## Work to be completed
Which lines hold the word "Arbeitslose"? Copy each of them.

## Records for the exercise
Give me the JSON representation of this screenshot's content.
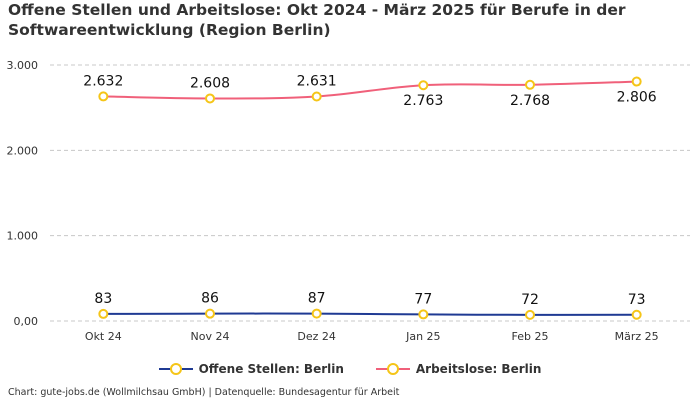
{
  "chart_data": {
    "type": "line",
    "title": "Offene Stellen und Arbeitslose: Okt 2024 - März 2025 für Berufe in der Softwareentwicklung (Region Berlin)",
    "categories": [
      "Okt 24",
      "Nov 24",
      "Dez 24",
      "Jan 25",
      "Feb 25",
      "März 25"
    ],
    "ylim": [
      0,
      3000
    ],
    "yticks": [
      0,
      1000,
      2000,
      3000
    ],
    "ytick_labels": [
      "0,00",
      "1.000",
      "2.000",
      "3.000"
    ],
    "grid": true,
    "legend_position": "bottom",
    "series": [
      {
        "name": "Offene Stellen: Berlin",
        "color": "#1f3a93",
        "marker_color": "#f5c518",
        "values": [
          83,
          86,
          87,
          77,
          72,
          73
        ],
        "labels": [
          "83",
          "86",
          "87",
          "77",
          "72",
          "73"
        ]
      },
      {
        "name": "Arbeitslose: Berlin",
        "color": "#f0607a",
        "marker_color": "#f5c518",
        "values": [
          2632,
          2608,
          2631,
          2763,
          2768,
          2806
        ],
        "labels": [
          "2.632",
          "2.608",
          "2.631",
          "2.763",
          "2.768",
          "2.806"
        ]
      }
    ]
  },
  "source": "Chart: gute-jobs.de (Wollmilchsau GmbH) | Datenquelle: Bundesagentur für Arbeit"
}
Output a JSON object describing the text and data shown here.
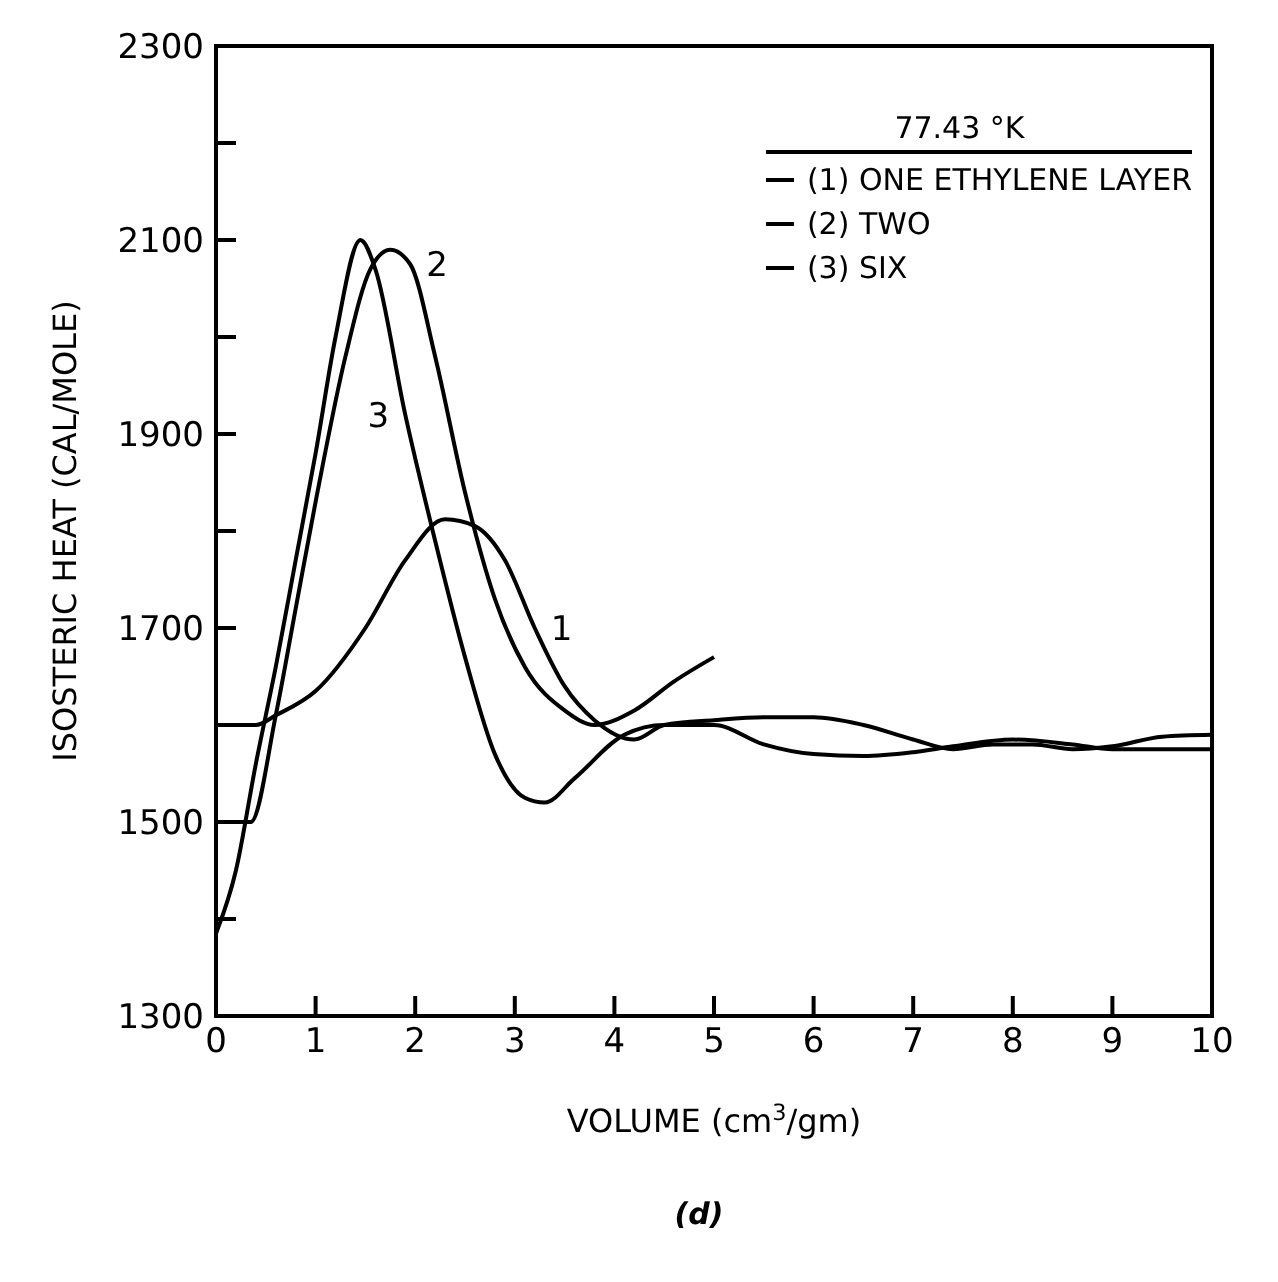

## Completed exercise
    "title": "Offene Stellen und Arbeitslose: Okt 2024 - März 2025 für Berufe in der Softwareentwicklung (Region Berlin)",
        "name": "Arbeitslose: Berlin",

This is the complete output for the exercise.